== STATED GOAL ==
In the records below, pick out all lines containing the word "after".

== RECORDS FOR THIS EXERCISE ==
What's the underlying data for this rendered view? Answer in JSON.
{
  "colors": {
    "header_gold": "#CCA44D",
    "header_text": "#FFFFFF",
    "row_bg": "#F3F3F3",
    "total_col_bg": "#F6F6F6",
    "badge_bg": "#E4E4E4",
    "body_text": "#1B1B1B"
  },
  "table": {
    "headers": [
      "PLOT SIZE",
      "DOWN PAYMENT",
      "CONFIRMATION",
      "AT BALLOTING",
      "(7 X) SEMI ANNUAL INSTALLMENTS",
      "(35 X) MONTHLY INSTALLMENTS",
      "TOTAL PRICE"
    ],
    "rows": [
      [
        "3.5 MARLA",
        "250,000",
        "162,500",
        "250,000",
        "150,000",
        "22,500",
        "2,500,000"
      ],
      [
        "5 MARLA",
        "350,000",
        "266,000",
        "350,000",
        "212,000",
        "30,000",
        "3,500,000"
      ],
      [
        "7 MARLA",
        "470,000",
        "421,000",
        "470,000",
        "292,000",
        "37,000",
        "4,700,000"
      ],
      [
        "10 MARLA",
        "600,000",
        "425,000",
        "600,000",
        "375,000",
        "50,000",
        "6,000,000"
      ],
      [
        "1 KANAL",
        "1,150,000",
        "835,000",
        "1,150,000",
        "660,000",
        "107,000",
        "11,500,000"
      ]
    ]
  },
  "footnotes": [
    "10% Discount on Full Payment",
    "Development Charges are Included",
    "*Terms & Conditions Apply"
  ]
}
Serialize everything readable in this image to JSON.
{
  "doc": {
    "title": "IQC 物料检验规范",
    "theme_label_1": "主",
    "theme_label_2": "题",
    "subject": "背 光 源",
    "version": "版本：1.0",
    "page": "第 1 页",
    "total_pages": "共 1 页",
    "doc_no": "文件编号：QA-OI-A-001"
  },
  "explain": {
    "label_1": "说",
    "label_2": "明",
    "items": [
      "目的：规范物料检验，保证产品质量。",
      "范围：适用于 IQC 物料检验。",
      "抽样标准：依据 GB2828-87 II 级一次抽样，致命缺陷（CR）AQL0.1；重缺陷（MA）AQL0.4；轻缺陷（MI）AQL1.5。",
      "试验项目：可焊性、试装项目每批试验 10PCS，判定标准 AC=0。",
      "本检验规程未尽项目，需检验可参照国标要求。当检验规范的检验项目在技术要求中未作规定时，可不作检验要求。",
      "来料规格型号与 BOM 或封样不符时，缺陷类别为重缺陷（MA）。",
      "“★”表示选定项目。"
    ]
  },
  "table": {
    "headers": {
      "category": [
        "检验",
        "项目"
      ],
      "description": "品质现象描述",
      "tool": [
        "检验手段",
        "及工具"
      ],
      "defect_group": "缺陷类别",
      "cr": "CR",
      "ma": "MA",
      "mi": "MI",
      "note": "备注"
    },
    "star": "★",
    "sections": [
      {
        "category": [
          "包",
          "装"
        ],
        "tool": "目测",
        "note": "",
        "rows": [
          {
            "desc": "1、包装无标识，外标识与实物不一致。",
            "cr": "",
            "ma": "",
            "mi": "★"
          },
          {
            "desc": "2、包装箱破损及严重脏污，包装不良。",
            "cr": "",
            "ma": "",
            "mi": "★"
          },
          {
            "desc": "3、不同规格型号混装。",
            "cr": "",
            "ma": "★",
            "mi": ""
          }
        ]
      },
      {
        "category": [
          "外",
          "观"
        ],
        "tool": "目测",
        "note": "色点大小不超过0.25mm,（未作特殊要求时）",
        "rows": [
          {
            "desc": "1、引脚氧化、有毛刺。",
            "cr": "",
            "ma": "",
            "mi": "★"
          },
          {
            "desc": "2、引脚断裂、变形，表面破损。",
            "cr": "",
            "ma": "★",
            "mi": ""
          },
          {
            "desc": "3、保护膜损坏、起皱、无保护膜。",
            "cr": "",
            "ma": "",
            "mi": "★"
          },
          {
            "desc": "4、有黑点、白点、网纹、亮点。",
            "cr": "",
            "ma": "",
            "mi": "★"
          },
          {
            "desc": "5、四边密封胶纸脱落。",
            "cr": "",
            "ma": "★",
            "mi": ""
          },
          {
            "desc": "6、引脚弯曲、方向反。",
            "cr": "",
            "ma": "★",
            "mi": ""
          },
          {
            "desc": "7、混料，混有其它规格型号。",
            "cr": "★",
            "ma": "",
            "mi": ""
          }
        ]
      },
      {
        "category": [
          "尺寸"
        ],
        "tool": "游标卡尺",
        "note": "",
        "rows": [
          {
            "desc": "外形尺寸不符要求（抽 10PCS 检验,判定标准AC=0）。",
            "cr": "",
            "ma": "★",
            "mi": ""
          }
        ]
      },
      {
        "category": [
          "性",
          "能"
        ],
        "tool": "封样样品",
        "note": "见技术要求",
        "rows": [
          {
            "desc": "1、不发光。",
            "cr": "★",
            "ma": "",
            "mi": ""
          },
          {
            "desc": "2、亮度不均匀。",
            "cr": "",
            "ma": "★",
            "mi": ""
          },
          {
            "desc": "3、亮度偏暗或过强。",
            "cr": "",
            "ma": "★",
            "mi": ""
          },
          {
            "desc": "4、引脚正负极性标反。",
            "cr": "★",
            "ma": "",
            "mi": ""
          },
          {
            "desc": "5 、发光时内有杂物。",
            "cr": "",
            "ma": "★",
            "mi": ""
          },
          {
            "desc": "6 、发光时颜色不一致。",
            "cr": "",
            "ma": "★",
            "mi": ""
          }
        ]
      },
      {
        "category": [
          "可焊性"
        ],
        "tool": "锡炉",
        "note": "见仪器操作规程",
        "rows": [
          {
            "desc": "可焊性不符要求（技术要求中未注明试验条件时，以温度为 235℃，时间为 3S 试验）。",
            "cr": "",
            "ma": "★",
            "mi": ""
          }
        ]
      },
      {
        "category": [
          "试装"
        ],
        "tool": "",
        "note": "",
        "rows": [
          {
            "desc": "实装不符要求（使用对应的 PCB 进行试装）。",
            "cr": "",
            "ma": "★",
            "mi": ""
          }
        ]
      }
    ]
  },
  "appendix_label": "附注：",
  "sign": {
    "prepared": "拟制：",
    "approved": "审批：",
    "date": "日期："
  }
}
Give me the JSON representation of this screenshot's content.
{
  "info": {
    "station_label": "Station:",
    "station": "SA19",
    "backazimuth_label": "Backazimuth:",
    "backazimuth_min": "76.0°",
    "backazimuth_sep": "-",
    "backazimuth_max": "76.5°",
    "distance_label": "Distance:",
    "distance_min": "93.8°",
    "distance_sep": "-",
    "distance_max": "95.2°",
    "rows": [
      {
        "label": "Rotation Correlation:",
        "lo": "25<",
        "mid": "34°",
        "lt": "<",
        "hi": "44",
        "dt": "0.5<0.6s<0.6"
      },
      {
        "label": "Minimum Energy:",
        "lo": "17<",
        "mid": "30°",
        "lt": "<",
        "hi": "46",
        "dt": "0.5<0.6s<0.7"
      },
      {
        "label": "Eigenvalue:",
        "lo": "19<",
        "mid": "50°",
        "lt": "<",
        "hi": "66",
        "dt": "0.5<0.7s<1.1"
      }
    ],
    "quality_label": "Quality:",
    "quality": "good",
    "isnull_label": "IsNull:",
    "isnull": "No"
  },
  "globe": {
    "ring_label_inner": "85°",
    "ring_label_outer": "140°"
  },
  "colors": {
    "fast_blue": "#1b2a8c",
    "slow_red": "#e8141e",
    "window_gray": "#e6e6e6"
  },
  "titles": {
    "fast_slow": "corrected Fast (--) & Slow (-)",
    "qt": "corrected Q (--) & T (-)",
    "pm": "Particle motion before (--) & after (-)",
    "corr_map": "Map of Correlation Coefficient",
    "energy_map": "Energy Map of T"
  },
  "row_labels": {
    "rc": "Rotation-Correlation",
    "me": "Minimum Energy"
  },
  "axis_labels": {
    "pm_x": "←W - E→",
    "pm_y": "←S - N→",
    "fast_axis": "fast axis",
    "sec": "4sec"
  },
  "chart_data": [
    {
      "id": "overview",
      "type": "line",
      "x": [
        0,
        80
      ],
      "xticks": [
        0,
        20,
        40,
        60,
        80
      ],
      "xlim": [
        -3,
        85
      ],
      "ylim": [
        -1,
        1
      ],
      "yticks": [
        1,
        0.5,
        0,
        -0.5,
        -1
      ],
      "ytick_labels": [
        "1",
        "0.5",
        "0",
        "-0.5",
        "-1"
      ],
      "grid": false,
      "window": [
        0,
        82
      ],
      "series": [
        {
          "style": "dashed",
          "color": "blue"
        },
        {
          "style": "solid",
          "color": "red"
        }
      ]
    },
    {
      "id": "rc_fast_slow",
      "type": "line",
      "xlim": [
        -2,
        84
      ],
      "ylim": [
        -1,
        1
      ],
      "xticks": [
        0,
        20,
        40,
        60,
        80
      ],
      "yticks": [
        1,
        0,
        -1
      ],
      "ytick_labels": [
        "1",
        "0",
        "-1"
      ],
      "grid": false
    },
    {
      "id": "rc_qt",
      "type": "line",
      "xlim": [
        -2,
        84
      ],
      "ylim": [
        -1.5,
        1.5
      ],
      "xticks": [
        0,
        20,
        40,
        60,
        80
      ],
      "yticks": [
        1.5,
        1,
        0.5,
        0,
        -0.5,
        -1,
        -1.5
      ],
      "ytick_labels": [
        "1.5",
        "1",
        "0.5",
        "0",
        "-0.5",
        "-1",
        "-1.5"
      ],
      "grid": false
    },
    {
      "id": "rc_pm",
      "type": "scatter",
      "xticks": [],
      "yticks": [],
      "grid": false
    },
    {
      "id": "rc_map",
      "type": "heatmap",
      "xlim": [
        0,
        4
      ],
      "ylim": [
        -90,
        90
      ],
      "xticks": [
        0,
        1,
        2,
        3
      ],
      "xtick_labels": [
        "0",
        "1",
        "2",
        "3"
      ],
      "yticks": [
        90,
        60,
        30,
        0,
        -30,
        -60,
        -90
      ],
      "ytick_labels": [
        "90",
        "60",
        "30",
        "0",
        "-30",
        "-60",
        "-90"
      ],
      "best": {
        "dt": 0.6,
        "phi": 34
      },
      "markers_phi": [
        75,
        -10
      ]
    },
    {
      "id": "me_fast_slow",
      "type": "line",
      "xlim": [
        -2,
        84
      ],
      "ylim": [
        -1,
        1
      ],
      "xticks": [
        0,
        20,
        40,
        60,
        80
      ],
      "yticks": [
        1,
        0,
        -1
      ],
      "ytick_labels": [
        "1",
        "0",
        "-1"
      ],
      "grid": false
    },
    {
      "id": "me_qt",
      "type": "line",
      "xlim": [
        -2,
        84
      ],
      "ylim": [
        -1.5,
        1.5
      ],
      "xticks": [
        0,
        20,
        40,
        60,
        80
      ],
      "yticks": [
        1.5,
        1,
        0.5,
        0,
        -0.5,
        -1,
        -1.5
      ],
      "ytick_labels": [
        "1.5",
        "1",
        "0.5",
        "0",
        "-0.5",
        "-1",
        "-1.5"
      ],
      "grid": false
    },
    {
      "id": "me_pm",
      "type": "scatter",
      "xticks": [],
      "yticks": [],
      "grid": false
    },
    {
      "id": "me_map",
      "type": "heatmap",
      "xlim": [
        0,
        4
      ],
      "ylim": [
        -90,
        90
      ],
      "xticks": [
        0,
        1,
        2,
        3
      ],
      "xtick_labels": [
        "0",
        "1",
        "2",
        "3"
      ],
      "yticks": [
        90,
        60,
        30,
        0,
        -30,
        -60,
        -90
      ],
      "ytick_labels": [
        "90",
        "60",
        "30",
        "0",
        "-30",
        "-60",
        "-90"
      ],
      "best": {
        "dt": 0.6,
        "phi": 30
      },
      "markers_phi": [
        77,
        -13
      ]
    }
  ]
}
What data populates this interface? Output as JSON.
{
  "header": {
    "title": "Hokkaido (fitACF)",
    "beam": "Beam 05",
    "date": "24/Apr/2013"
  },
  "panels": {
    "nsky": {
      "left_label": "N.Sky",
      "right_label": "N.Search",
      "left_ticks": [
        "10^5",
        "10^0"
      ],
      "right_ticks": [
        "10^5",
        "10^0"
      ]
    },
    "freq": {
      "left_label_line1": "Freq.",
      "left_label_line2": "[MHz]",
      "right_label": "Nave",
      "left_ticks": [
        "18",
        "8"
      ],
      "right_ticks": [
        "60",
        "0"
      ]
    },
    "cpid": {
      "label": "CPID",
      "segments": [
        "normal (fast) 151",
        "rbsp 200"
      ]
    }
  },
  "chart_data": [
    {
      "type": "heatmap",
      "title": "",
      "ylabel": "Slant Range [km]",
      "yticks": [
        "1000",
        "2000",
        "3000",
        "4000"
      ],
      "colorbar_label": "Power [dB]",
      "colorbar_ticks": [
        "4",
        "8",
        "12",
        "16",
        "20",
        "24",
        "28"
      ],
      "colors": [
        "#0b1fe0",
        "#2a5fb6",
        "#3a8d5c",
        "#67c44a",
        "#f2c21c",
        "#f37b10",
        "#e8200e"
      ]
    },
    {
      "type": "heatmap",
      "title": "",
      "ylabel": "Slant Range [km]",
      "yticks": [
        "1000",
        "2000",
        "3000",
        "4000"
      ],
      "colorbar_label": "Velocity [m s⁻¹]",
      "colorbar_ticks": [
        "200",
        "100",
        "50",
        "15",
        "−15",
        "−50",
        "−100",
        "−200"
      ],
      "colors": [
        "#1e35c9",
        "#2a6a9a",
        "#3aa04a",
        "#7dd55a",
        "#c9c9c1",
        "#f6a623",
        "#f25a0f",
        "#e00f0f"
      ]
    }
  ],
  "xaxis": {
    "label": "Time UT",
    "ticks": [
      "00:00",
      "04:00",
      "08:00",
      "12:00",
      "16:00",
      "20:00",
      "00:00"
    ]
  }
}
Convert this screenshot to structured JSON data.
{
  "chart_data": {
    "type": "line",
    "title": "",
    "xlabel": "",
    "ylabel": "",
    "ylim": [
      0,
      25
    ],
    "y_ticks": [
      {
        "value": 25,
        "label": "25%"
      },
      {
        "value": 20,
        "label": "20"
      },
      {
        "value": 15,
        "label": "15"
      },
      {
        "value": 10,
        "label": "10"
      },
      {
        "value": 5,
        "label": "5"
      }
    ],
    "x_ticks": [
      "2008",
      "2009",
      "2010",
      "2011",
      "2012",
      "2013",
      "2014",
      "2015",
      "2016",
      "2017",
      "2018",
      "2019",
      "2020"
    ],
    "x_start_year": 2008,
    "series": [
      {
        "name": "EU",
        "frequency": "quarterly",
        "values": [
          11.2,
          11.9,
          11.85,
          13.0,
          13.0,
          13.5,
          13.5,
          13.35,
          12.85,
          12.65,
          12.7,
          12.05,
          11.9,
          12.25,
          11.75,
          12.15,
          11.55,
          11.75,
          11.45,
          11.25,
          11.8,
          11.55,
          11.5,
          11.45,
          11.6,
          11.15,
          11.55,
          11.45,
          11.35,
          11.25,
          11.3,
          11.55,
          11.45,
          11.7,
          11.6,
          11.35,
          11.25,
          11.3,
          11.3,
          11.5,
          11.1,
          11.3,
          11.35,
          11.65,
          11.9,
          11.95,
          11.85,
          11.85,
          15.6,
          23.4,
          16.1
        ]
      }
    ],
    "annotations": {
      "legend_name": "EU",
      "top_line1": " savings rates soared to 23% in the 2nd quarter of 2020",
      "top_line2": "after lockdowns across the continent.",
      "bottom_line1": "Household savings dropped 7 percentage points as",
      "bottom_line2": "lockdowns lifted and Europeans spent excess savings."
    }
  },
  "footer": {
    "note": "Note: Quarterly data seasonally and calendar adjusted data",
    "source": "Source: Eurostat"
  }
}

== SOLUTION TO THIS TASK ==
    "pm": "Particle motion before (--) & after (-)",
      "top_line2": "after lockdowns across the continent.",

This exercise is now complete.